>> Start Given records

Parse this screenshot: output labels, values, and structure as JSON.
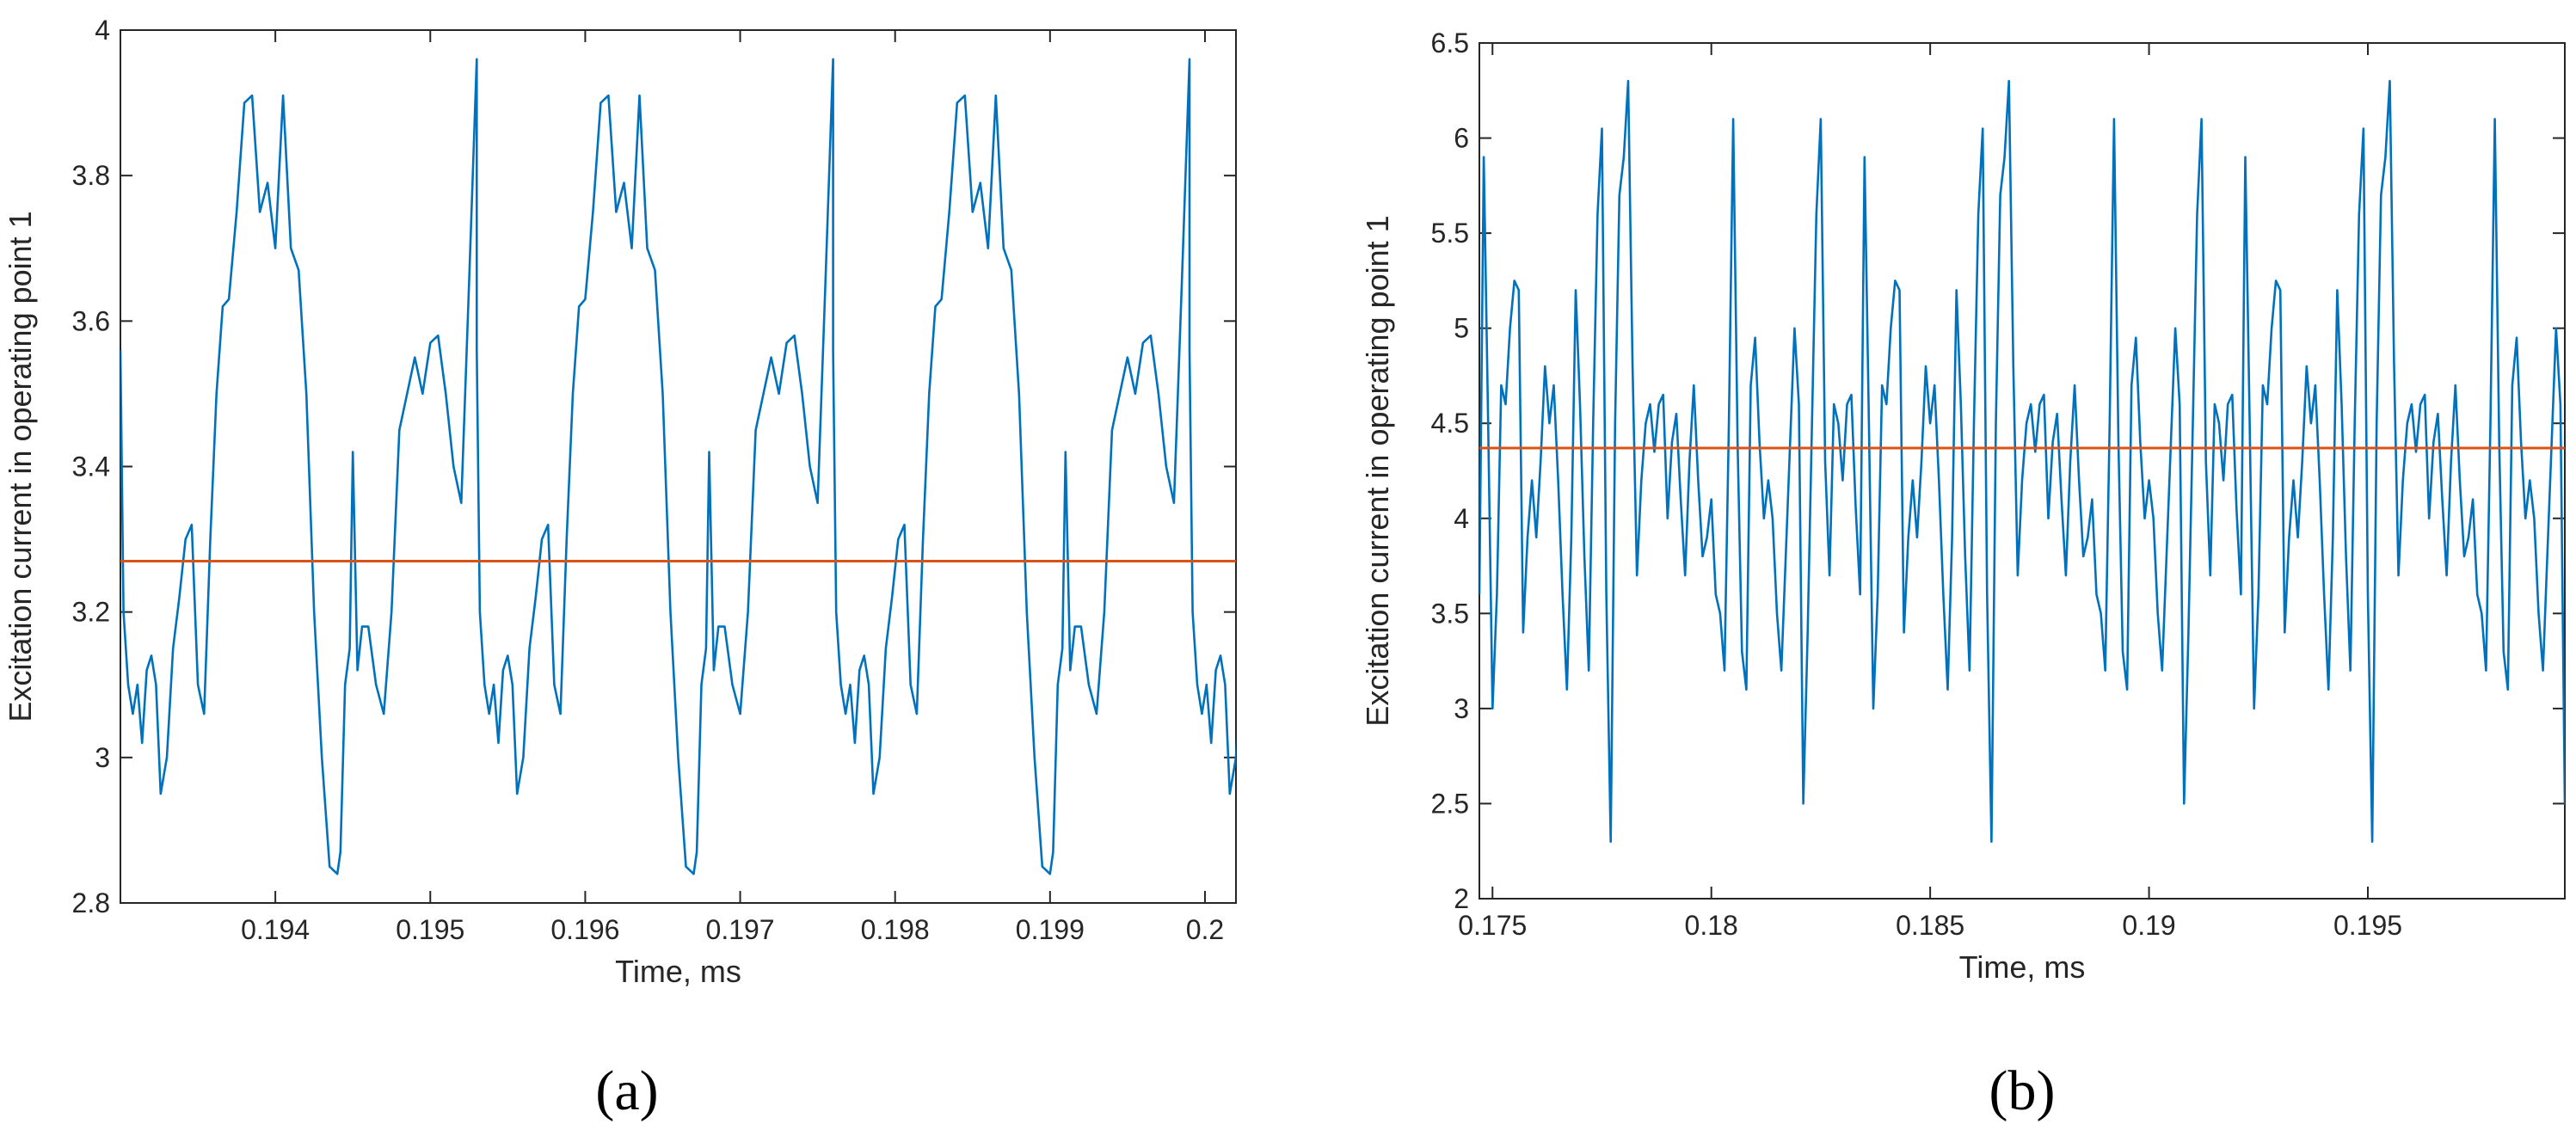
{
  "colors": {
    "signal": "#0072BD",
    "mean": "#D95319",
    "axis": "#262626"
  },
  "chart_data": [
    {
      "type": "line",
      "panel_label": "(a)",
      "xlabel": "Time, ms",
      "ylabel": "Excitation current in operating point 1",
      "xlim": [
        0.193,
        0.2002
      ],
      "ylim": [
        2.8,
        4.0
      ],
      "xticks": [
        0.194,
        0.195,
        0.196,
        0.197,
        0.198,
        0.199,
        0.2
      ],
      "xtick_labels": [
        "0.194",
        "0.195",
        "0.196",
        "0.197",
        "0.198",
        "0.199",
        "0.2"
      ],
      "yticks": [
        2.8,
        3.0,
        3.2,
        3.4,
        3.6,
        3.8,
        4.0
      ],
      "ytick_labels": [
        "2.8",
        "3",
        "3.2",
        "3.4",
        "3.6",
        "3.8",
        "4"
      ],
      "mean_line": 3.27,
      "series": [
        {
          "period_x": 0.0023,
          "x": [
            0.193,
            0.19302,
            0.19305,
            0.19308,
            0.19311,
            0.19314,
            0.19317,
            0.1932,
            0.19323,
            0.19326,
            0.1933,
            0.19334,
            0.19338,
            0.19342,
            0.19346,
            0.1935,
            0.19354,
            0.19358,
            0.19362,
            0.19366,
            0.1937,
            0.19375,
            0.1938,
            0.19385,
            0.1939,
            0.19395,
            0.194,
            0.19405,
            0.1941,
            0.19415,
            0.1942,
            0.19425,
            0.1943,
            0.19435,
            0.1944,
            0.19442,
            0.19445,
            0.19448,
            0.1945,
            0.19453,
            0.19456,
            0.1946,
            0.19465,
            0.1947,
            0.19475,
            0.1948,
            0.19485,
            0.1949,
            0.19495,
            0.195,
            0.19505,
            0.1951,
            0.19515,
            0.1952,
            0.19525,
            0.1953
          ],
          "y": [
            3.56,
            3.2,
            3.1,
            3.06,
            3.1,
            3.02,
            3.12,
            3.14,
            3.1,
            2.95,
            3.0,
            3.15,
            3.22,
            3.3,
            3.32,
            3.1,
            3.06,
            3.3,
            3.5,
            3.62,
            3.63,
            3.75,
            3.9,
            3.91,
            3.75,
            3.79,
            3.7,
            3.91,
            3.7,
            3.67,
            3.5,
            3.2,
            3.0,
            2.85,
            2.84,
            2.87,
            3.1,
            3.15,
            3.42,
            3.12,
            3.18,
            3.18,
            3.1,
            3.06,
            3.2,
            3.45,
            3.5,
            3.55,
            3.5,
            3.57,
            3.58,
            3.5,
            3.4,
            3.35,
            3.65,
            3.96
          ]
        }
      ]
    },
    {
      "type": "line",
      "panel_label": "(b)",
      "xlabel": "Time, ms",
      "ylabel": "Excitation current in operating point 1",
      "xlim": [
        0.1747,
        0.1995
      ],
      "ylim": [
        2.0,
        6.5
      ],
      "xticks": [
        0.175,
        0.18,
        0.185,
        0.19,
        0.195
      ],
      "xtick_labels": [
        "0.175",
        "0.18",
        "0.185",
        "0.19",
        "0.195"
      ],
      "yticks": [
        2.0,
        2.5,
        3.0,
        3.5,
        4.0,
        4.5,
        5.0,
        5.5,
        6.0,
        6.5
      ],
      "ytick_labels": [
        "2",
        "2.5",
        "3",
        "3.5",
        "4",
        "4.5",
        "5",
        "5.5",
        "6",
        "6.5"
      ],
      "mean_line": 4.37,
      "series": [
        {
          "period_x": 0.0087,
          "x": [
            0.1747,
            0.1748,
            0.1749,
            0.175,
            0.1751,
            0.1752,
            0.1753,
            0.1754,
            0.1755,
            0.1756,
            0.1757,
            0.1758,
            0.1759,
            0.176,
            0.1761,
            0.1762,
            0.1763,
            0.1764,
            0.1765,
            0.1766,
            0.1767,
            0.1768,
            0.1769,
            0.177,
            0.1771,
            0.1772,
            0.1773,
            0.1774,
            0.1775,
            0.1776,
            0.1777,
            0.1778,
            0.1779,
            0.178,
            0.1781,
            0.1782,
            0.1783,
            0.1784,
            0.1785,
            0.1786,
            0.1787,
            0.1788,
            0.1789,
            0.179,
            0.1791,
            0.1792,
            0.1793,
            0.1794,
            0.1795,
            0.1796,
            0.1797,
            0.1798,
            0.1799,
            0.18,
            0.1801,
            0.1802,
            0.1803,
            0.1804,
            0.1805,
            0.1806,
            0.1807,
            0.1808,
            0.1809,
            0.181,
            0.1811,
            0.1812,
            0.1813,
            0.1814,
            0.1815,
            0.1816,
            0.1817,
            0.1818,
            0.1819,
            0.182,
            0.1821,
            0.1822,
            0.1823,
            0.1824,
            0.1825,
            0.1826,
            0.1827,
            0.1828,
            0.1829,
            0.183,
            0.1831,
            0.1832,
            0.1833
          ],
          "y": [
            3.6,
            5.9,
            4.5,
            3.0,
            3.6,
            4.7,
            4.6,
            5.0,
            5.25,
            5.2,
            3.4,
            3.9,
            4.2,
            3.9,
            4.3,
            4.8,
            4.5,
            4.7,
            4.2,
            3.6,
            3.1,
            3.9,
            5.2,
            4.6,
            3.8,
            3.2,
            4.5,
            5.6,
            6.05,
            3.6,
            2.3,
            4.5,
            5.7,
            5.9,
            6.3,
            4.8,
            3.7,
            4.2,
            4.5,
            4.6,
            4.35,
            4.6,
            4.65,
            4.0,
            4.4,
            4.55,
            4.1,
            3.7,
            4.3,
            4.7,
            4.2,
            3.8,
            3.9,
            4.1,
            3.6,
            3.5,
            3.2,
            4.5,
            6.1,
            4.4,
            3.3,
            3.1,
            4.7,
            4.95,
            4.4,
            4.0,
            4.2,
            4.0,
            3.5,
            3.2,
            3.8,
            4.4,
            5.0,
            4.6,
            2.5,
            3.4,
            4.5,
            5.6,
            6.1,
            4.3,
            3.7,
            4.6,
            4.5,
            4.2,
            4.6,
            4.65,
            4.05
          ]
        }
      ]
    }
  ]
}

>> End Given records

Objective
Return the material word for word. Pictures are not part of the copy.

Right answer
Parse this screenshot: output labels, values, and structure as JSON.
{
  "colors": {
    "signal": "#0072BD",
    "mean": "#D95319",
    "axis": "#262626"
  },
  "chart_data": [
    {
      "type": "line",
      "panel_label": "(a)",
      "xlabel": "Time, ms",
      "ylabel": "Excitation current in operating point 1",
      "xlim": [
        0.193,
        0.2002
      ],
      "ylim": [
        2.8,
        4.0
      ],
      "xticks": [
        0.194,
        0.195,
        0.196,
        0.197,
        0.198,
        0.199,
        0.2
      ],
      "xtick_labels": [
        "0.194",
        "0.195",
        "0.196",
        "0.197",
        "0.198",
        "0.199",
        "0.2"
      ],
      "yticks": [
        2.8,
        3.0,
        3.2,
        3.4,
        3.6,
        3.8,
        4.0
      ],
      "ytick_labels": [
        "2.8",
        "3",
        "3.2",
        "3.4",
        "3.6",
        "3.8",
        "4"
      ],
      "mean_line": 3.27,
      "series": [
        {
          "period_x": 0.0023,
          "x": [
            0.193,
            0.19302,
            0.19305,
            0.19308,
            0.19311,
            0.19314,
            0.19317,
            0.1932,
            0.19323,
            0.19326,
            0.1933,
            0.19334,
            0.19338,
            0.19342,
            0.19346,
            0.1935,
            0.19354,
            0.19358,
            0.19362,
            0.19366,
            0.1937,
            0.19375,
            0.1938,
            0.19385,
            0.1939,
            0.19395,
            0.194,
            0.19405,
            0.1941,
            0.19415,
            0.1942,
            0.19425,
            0.1943,
            0.19435,
            0.1944,
            0.19442,
            0.19445,
            0.19448,
            0.1945,
            0.19453,
            0.19456,
            0.1946,
            0.19465,
            0.1947,
            0.19475,
            0.1948,
            0.19485,
            0.1949,
            0.19495,
            0.195,
            0.19505,
            0.1951,
            0.19515,
            0.1952,
            0.19525,
            0.1953
          ],
          "y": [
            3.56,
            3.2,
            3.1,
            3.06,
            3.1,
            3.02,
            3.12,
            3.14,
            3.1,
            2.95,
            3.0,
            3.15,
            3.22,
            3.3,
            3.32,
            3.1,
            3.06,
            3.3,
            3.5,
            3.62,
            3.63,
            3.75,
            3.9,
            3.91,
            3.75,
            3.79,
            3.7,
            3.91,
            3.7,
            3.67,
            3.5,
            3.2,
            3.0,
            2.85,
            2.84,
            2.87,
            3.1,
            3.15,
            3.42,
            3.12,
            3.18,
            3.18,
            3.1,
            3.06,
            3.2,
            3.45,
            3.5,
            3.55,
            3.5,
            3.57,
            3.58,
            3.5,
            3.4,
            3.35,
            3.65,
            3.96
          ]
        }
      ]
    },
    {
      "type": "line",
      "panel_label": "(b)",
      "xlabel": "Time, ms",
      "ylabel": "Excitation current in operating point 1",
      "xlim": [
        0.1747,
        0.1995
      ],
      "ylim": [
        2.0,
        6.5
      ],
      "xticks": [
        0.175,
        0.18,
        0.185,
        0.19,
        0.195
      ],
      "xtick_labels": [
        "0.175",
        "0.18",
        "0.185",
        "0.19",
        "0.195"
      ],
      "yticks": [
        2.0,
        2.5,
        3.0,
        3.5,
        4.0,
        4.5,
        5.0,
        5.5,
        6.0,
        6.5
      ],
      "ytick_labels": [
        "2",
        "2.5",
        "3",
        "3.5",
        "4",
        "4.5",
        "5",
        "5.5",
        "6",
        "6.5"
      ],
      "mean_line": 4.37,
      "series": [
        {
          "period_x": 0.0087,
          "x": [
            0.1747,
            0.1748,
            0.1749,
            0.175,
            0.1751,
            0.1752,
            0.1753,
            0.1754,
            0.1755,
            0.1756,
            0.1757,
            0.1758,
            0.1759,
            0.176,
            0.1761,
            0.1762,
            0.1763,
            0.1764,
            0.1765,
            0.1766,
            0.1767,
            0.1768,
            0.1769,
            0.177,
            0.1771,
            0.1772,
            0.1773,
            0.1774,
            0.1775,
            0.1776,
            0.1777,
            0.1778,
            0.1779,
            0.178,
            0.1781,
            0.1782,
            0.1783,
            0.1784,
            0.1785,
            0.1786,
            0.1787,
            0.1788,
            0.1789,
            0.179,
            0.1791,
            0.1792,
            0.1793,
            0.1794,
            0.1795,
            0.1796,
            0.1797,
            0.1798,
            0.1799,
            0.18,
            0.1801,
            0.1802,
            0.1803,
            0.1804,
            0.1805,
            0.1806,
            0.1807,
            0.1808,
            0.1809,
            0.181,
            0.1811,
            0.1812,
            0.1813,
            0.1814,
            0.1815,
            0.1816,
            0.1817,
            0.1818,
            0.1819,
            0.182,
            0.1821,
            0.1822,
            0.1823,
            0.1824,
            0.1825,
            0.1826,
            0.1827,
            0.1828,
            0.1829,
            0.183,
            0.1831,
            0.1832,
            0.1833
          ],
          "y": [
            3.6,
            5.9,
            4.5,
            3.0,
            3.6,
            4.7,
            4.6,
            5.0,
            5.25,
            5.2,
            3.4,
            3.9,
            4.2,
            3.9,
            4.3,
            4.8,
            4.5,
            4.7,
            4.2,
            3.6,
            3.1,
            3.9,
            5.2,
            4.6,
            3.8,
            3.2,
            4.5,
            5.6,
            6.05,
            3.6,
            2.3,
            4.5,
            5.7,
            5.9,
            6.3,
            4.8,
            3.7,
            4.2,
            4.5,
            4.6,
            4.35,
            4.6,
            4.65,
            4.0,
            4.4,
            4.55,
            4.1,
            3.7,
            4.3,
            4.7,
            4.2,
            3.8,
            3.9,
            4.1,
            3.6,
            3.5,
            3.2,
            4.5,
            6.1,
            4.4,
            3.3,
            3.1,
            4.7,
            4.95,
            4.4,
            4.0,
            4.2,
            4.0,
            3.5,
            3.2,
            3.8,
            4.4,
            5.0,
            4.6,
            2.5,
            3.4,
            4.5,
            5.6,
            6.1,
            4.3,
            3.7,
            4.6,
            4.5,
            4.2,
            4.6,
            4.65,
            4.05
          ]
        }
      ]
    }
  ]
}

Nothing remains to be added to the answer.